> _Task instructions_:
Output every entry exactly as written.

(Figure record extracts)
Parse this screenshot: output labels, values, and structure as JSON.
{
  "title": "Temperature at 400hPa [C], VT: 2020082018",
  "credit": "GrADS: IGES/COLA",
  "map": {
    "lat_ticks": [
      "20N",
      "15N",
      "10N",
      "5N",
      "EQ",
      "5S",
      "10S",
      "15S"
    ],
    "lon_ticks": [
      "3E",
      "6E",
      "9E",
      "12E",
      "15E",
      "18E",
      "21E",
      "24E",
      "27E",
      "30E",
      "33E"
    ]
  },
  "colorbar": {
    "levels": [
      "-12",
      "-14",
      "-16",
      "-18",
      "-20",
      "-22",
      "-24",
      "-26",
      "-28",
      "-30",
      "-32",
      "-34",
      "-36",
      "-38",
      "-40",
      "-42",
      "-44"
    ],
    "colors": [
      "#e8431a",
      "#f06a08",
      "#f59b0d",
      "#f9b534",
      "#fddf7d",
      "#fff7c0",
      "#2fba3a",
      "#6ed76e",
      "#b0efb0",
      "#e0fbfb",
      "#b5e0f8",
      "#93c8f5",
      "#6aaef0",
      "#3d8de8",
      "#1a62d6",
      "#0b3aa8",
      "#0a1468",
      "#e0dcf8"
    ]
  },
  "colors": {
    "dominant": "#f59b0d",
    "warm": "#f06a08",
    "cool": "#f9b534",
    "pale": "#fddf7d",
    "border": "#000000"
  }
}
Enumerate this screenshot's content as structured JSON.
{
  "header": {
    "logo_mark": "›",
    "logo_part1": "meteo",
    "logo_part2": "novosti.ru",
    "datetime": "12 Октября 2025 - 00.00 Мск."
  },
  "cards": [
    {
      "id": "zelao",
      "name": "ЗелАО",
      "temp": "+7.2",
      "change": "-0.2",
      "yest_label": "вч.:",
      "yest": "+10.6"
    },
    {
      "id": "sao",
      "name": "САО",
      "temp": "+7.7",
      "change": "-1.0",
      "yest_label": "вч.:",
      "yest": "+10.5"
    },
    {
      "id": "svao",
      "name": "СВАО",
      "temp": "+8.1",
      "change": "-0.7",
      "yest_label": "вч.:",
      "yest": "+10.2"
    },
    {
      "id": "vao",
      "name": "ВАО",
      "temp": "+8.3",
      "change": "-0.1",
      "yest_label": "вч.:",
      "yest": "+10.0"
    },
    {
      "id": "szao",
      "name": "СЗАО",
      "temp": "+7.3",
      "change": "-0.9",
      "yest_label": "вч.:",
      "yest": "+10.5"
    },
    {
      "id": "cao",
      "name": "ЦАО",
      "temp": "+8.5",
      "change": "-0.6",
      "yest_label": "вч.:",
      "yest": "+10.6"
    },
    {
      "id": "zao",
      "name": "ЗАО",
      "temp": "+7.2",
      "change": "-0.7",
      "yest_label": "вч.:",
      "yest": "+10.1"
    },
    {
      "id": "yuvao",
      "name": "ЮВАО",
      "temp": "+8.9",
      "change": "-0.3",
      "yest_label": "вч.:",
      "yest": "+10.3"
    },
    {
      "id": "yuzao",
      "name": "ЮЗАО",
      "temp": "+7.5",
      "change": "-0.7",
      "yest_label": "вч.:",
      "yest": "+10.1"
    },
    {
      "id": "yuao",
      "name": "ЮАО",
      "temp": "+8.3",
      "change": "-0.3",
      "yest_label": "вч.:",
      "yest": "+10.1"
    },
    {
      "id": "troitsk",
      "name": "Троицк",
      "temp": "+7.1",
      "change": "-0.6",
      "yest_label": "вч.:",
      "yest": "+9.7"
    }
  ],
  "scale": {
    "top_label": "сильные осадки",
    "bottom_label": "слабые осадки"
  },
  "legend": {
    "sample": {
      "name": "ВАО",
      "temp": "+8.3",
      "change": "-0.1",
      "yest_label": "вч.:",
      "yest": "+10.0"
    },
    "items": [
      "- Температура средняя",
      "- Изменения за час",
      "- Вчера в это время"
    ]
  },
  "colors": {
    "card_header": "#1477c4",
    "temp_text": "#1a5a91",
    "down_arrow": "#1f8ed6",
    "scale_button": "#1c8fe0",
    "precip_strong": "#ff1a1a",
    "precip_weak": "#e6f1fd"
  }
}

> _Complete answer_:
Parse this screenshot: output labels, values, and structure as JSON.
{
  "title": "Temperature at 400hPa [C], VT: 2020082018",
  "credit": "GrADS: IGES/COLA",
  "map": {
    "lat_ticks": [
      "20N",
      "15N",
      "10N",
      "5N",
      "EQ",
      "5S",
      "10S",
      "15S"
    ],
    "lon_ticks": [
      "3E",
      "6E",
      "9E",
      "12E",
      "15E",
      "18E",
      "21E",
      "24E",
      "27E",
      "30E",
      "33E"
    ]
  },
  "colorbar": {
    "levels": [
      "-12",
      "-14",
      "-16",
      "-18",
      "-20",
      "-22",
      "-24",
      "-26",
      "-28",
      "-30",
      "-32",
      "-34",
      "-36",
      "-38",
      "-40",
      "-42",
      "-44"
    ],
    "colors": [
      "#e8431a",
      "#f06a08",
      "#f59b0d",
      "#f9b534",
      "#fddf7d",
      "#fff7c0",
      "#2fba3a",
      "#6ed76e",
      "#b0efb0",
      "#e0fbfb",
      "#b5e0f8",
      "#93c8f5",
      "#6aaef0",
      "#3d8de8",
      "#1a62d6",
      "#0b3aa8",
      "#0a1468",
      "#e0dcf8"
    ]
  },
  "colors": {
    "dominant": "#f59b0d",
    "warm": "#f06a08",
    "cool": "#f9b534",
    "pale": "#fddf7d",
    "border": "#000000"
  }
}
Enumerate this screenshot's content as structured JSON.
{
  "header": {
    "logo_mark": "›",
    "logo_part1": "meteo",
    "logo_part2": "novosti.ru",
    "datetime": "12 Октября 2025 - 00.00 Мск."
  },
  "cards": [
    {
      "id": "zelao",
      "name": "ЗелАО",
      "temp": "+7.2",
      "change": "-0.2",
      "yest_label": "вч.:",
      "yest": "+10.6"
    },
    {
      "id": "sao",
      "name": "САО",
      "temp": "+7.7",
      "change": "-1.0",
      "yest_label": "вч.:",
      "yest": "+10.5"
    },
    {
      "id": "svao",
      "name": "СВАО",
      "temp": "+8.1",
      "change": "-0.7",
      "yest_label": "вч.:",
      "yest": "+10.2"
    },
    {
      "id": "vao",
      "name": "ВАО",
      "temp": "+8.3",
      "change": "-0.1",
      "yest_label": "вч.:",
      "yest": "+10.0"
    },
    {
      "id": "szao",
      "name": "СЗАО",
      "temp": "+7.3",
      "change": "-0.9",
      "yest_label": "вч.:",
      "yest": "+10.5"
    },
    {
      "id": "cao",
      "name": "ЦАО",
      "temp": "+8.5",
      "change": "-0.6",
      "yest_label": "вч.:",
      "yest": "+10.6"
    },
    {
      "id": "zao",
      "name": "ЗАО",
      "temp": "+7.2",
      "change": "-0.7",
      "yest_label": "вч.:",
      "yest": "+10.1"
    },
    {
      "id": "yuvao",
      "name": "ЮВАО",
      "temp": "+8.9",
      "change": "-0.3",
      "yest_label": "вч.:",
      "yest": "+10.3"
    },
    {
      "id": "yuzao",
      "name": "ЮЗАО",
      "temp": "+7.5",
      "change": "-0.7",
      "yest_label": "вч.:",
      "yest": "+10.1"
    },
    {
      "id": "yuao",
      "name": "ЮАО",
      "temp": "+8.3",
      "change": "-0.3",
      "yest_label": "вч.:",
      "yest": "+10.1"
    },
    {
      "id": "troitsk",
      "name": "Троицк",
      "temp": "+7.1",
      "change": "-0.6",
      "yest_label": "вч.:",
      "yest": "+9.7"
    }
  ],
  "scale": {
    "top_label": "сильные осадки",
    "bottom_label": "слабые осадки"
  },
  "legend": {
    "sample": {
      "name": "ВАО",
      "temp": "+8.3",
      "change": "-0.1",
      "yest_label": "вч.:",
      "yest": "+10.0"
    },
    "items": [
      "- Температура средняя",
      "- Изменения за час",
      "- Вчера в это время"
    ]
  },
  "colors": {
    "card_header": "#1477c4",
    "temp_text": "#1a5a91",
    "down_arrow": "#1f8ed6",
    "scale_button": "#1c8fe0",
    "precip_strong": "#ff1a1a",
    "precip_weak": "#e6f1fd"
  }
}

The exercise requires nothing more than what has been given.